> **Problem details**:
Find the lines holding the string "home" in the data, then copy all of them.

────

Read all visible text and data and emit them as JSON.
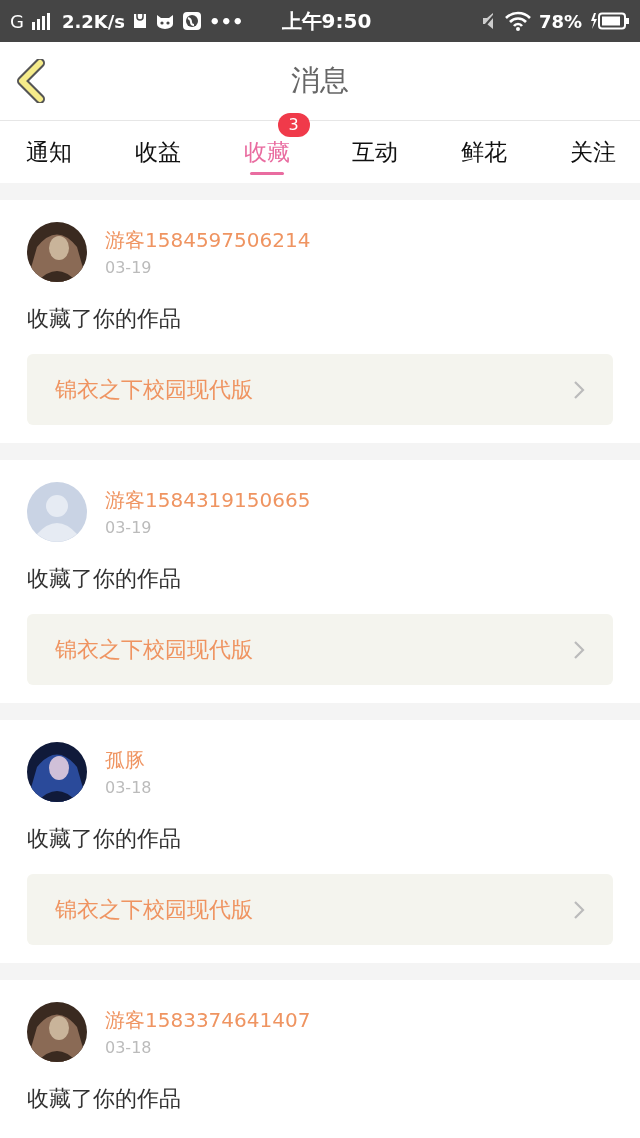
{
  "status_bar": {
    "network": "G",
    "speed": "2.2K/s",
    "more": "•••",
    "time": "上午9:50",
    "battery": "78%"
  },
  "header": {
    "title": "消息"
  },
  "tabs": [
    {
      "label": "通知",
      "selected": false
    },
    {
      "label": "收益",
      "selected": false
    },
    {
      "label": "收藏",
      "selected": true,
      "badge": "3"
    },
    {
      "label": "互动",
      "selected": false
    },
    {
      "label": "鲜花",
      "selected": false
    },
    {
      "label": "关注",
      "selected": false
    }
  ],
  "messages": [
    {
      "user": "游客1584597506214",
      "kind": "picture",
      "date": "03-19",
      "text": "收藏了你的作品",
      "work": "锦衣之下校园现代版"
    },
    {
      "user": "游客1584319150665",
      "kind": "default",
      "date": "03-19",
      "text": "收藏了你的作品",
      "work": "锦衣之下校园现代版"
    },
    {
      "user": "孤豚",
      "kind": "picture",
      "date": "03-18",
      "text": "收藏了你的作品",
      "work": "锦衣之下校园现代版"
    },
    {
      "user": "游客1583374641407",
      "kind": "picture",
      "date": "03-18",
      "text": "收藏了你的作品"
    }
  ]
}
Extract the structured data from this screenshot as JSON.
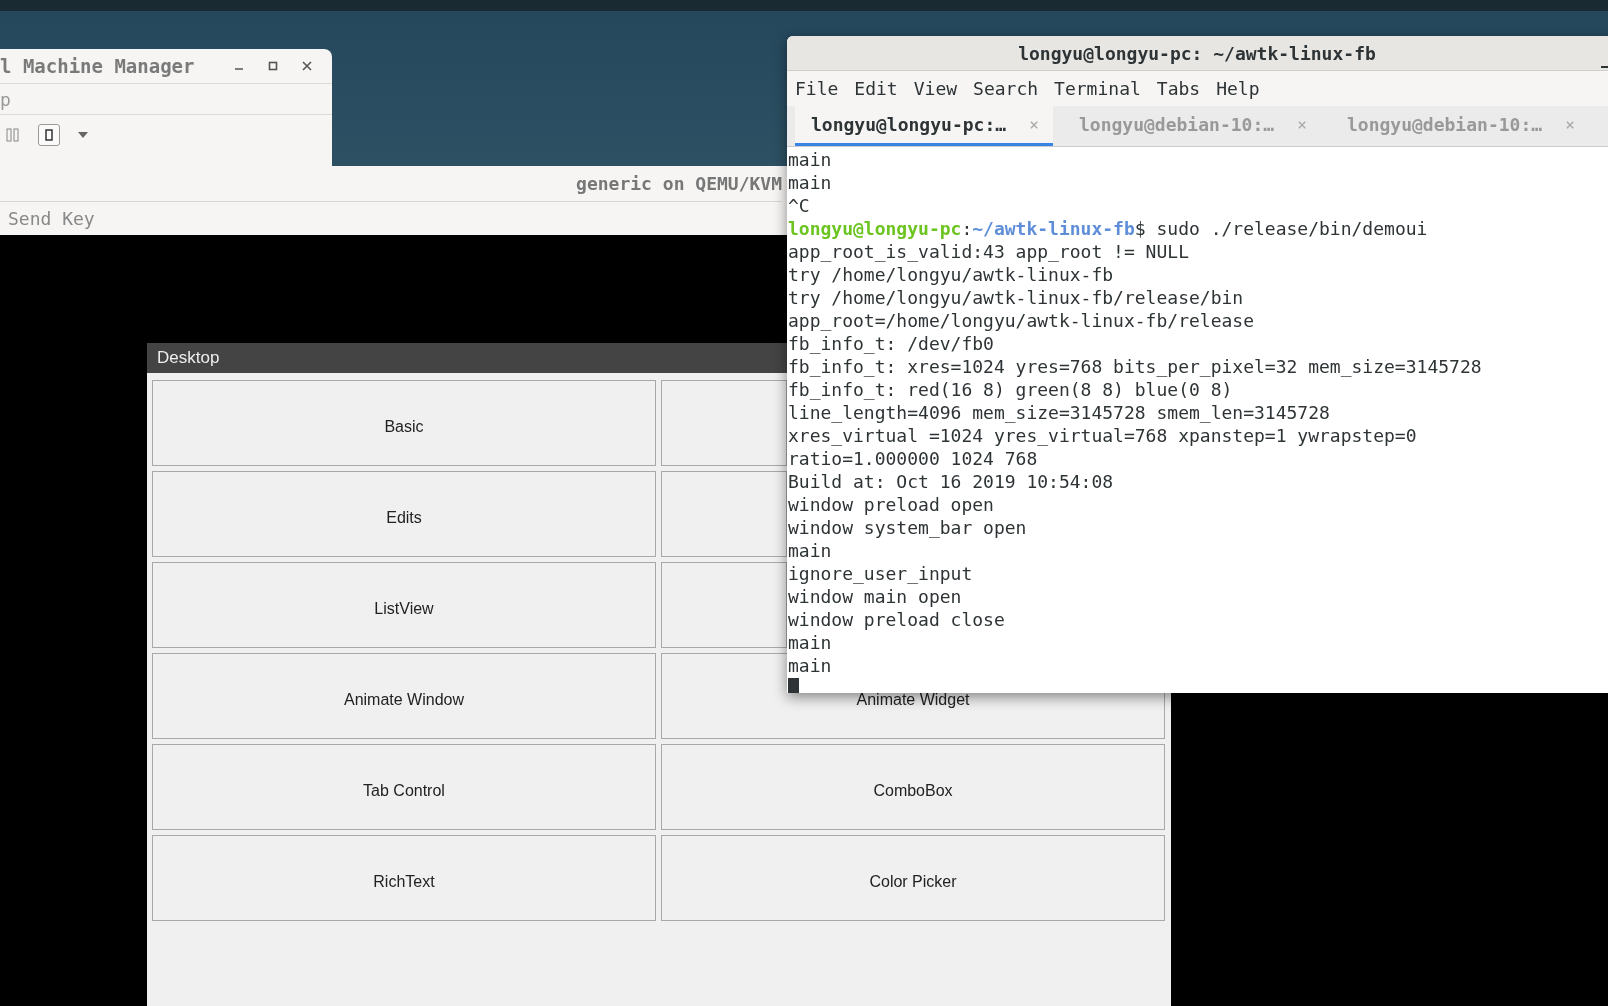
{
  "manager_window": {
    "title": "l Machine Manager",
    "menu": [
      "p"
    ]
  },
  "console_window": {
    "title": "generic on QEMU/KVM",
    "menu": [
      "Send Key"
    ]
  },
  "app_window": {
    "title": "Desktop",
    "buttons": [
      {
        "kind": "labeled",
        "label": "Basic"
      },
      {
        "kind": "blank"
      },
      {
        "kind": "labeled",
        "label": "Edits"
      },
      {
        "kind": "blank"
      },
      {
        "kind": "labeled",
        "label": "ListView"
      },
      {
        "kind": "blank"
      },
      {
        "kind": "labeled",
        "label": "Animate Window"
      },
      {
        "kind": "labeled",
        "label": "Animate Widget"
      },
      {
        "kind": "labeled",
        "label": "Tab Control"
      },
      {
        "kind": "labeled",
        "label": "ComboBox"
      },
      {
        "kind": "labeled",
        "label": "RichText"
      },
      {
        "kind": "labeled",
        "label": "Color Picker"
      }
    ]
  },
  "terminal": {
    "title": "longyu@longyu-pc: ~/awtk-linux-fb",
    "menu": [
      "File",
      "Edit",
      "View",
      "Search",
      "Terminal",
      "Tabs",
      "Help"
    ],
    "tabs": [
      {
        "label": "longyu@longyu-pc:…",
        "close": "×",
        "selected": true
      },
      {
        "label": "longyu@debian-10:…",
        "close": "×",
        "selected": false
      },
      {
        "label": "longyu@debian-10:…",
        "close": "×",
        "selected": false
      }
    ],
    "lines": [
      {
        "kind": "output",
        "text": "main"
      },
      {
        "kind": "output",
        "text": "main"
      },
      {
        "kind": "output",
        "text": "^C"
      },
      {
        "kind": "prompt",
        "user": "longyu@longyu-pc",
        "separator": ":",
        "path": "~/awtk-linux-fb",
        "command": "$ sudo ./release/bin/demoui"
      },
      {
        "kind": "output",
        "text": "app_root_is_valid:43 app_root != NULL"
      },
      {
        "kind": "output",
        "text": "try /home/longyu/awtk-linux-fb"
      },
      {
        "kind": "output",
        "text": "try /home/longyu/awtk-linux-fb/release/bin"
      },
      {
        "kind": "output",
        "text": "app_root=/home/longyu/awtk-linux-fb/release"
      },
      {
        "kind": "output",
        "text": "fb_info_t: /dev/fb0"
      },
      {
        "kind": "output",
        "text": "fb_info_t: xres=1024 yres=768 bits_per_pixel=32 mem_size=3145728"
      },
      {
        "kind": "output",
        "text": "fb_info_t: red(16 8) green(8 8) blue(0 8)"
      },
      {
        "kind": "output",
        "text": "line_length=4096 mem_size=3145728 smem_len=3145728"
      },
      {
        "kind": "output",
        "text": "xres_virtual =1024 yres_virtual=768 xpanstep=1 ywrapstep=0"
      },
      {
        "kind": "output",
        "text": "ratio=1.000000 1024 768"
      },
      {
        "kind": "output",
        "text": "Build at: Oct 16 2019 10:54:08"
      },
      {
        "kind": "output",
        "text": "window preload open"
      },
      {
        "kind": "output",
        "text": "window system_bar open"
      },
      {
        "kind": "output",
        "text": "main"
      },
      {
        "kind": "output",
        "text": "ignore_user_input"
      },
      {
        "kind": "output",
        "text": "window main open"
      },
      {
        "kind": "output",
        "text": "window preload close"
      },
      {
        "kind": "output",
        "text": "main"
      },
      {
        "kind": "output",
        "text": "main"
      }
    ]
  }
}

────

> **Full solution**:
        "text": "try /home/longyu/awtk-linux-fb"
        "text": "try /home/longyu/awtk-linux-fb/release/bin"
        "text": "app_root=/home/longyu/awtk-linux-fb/release"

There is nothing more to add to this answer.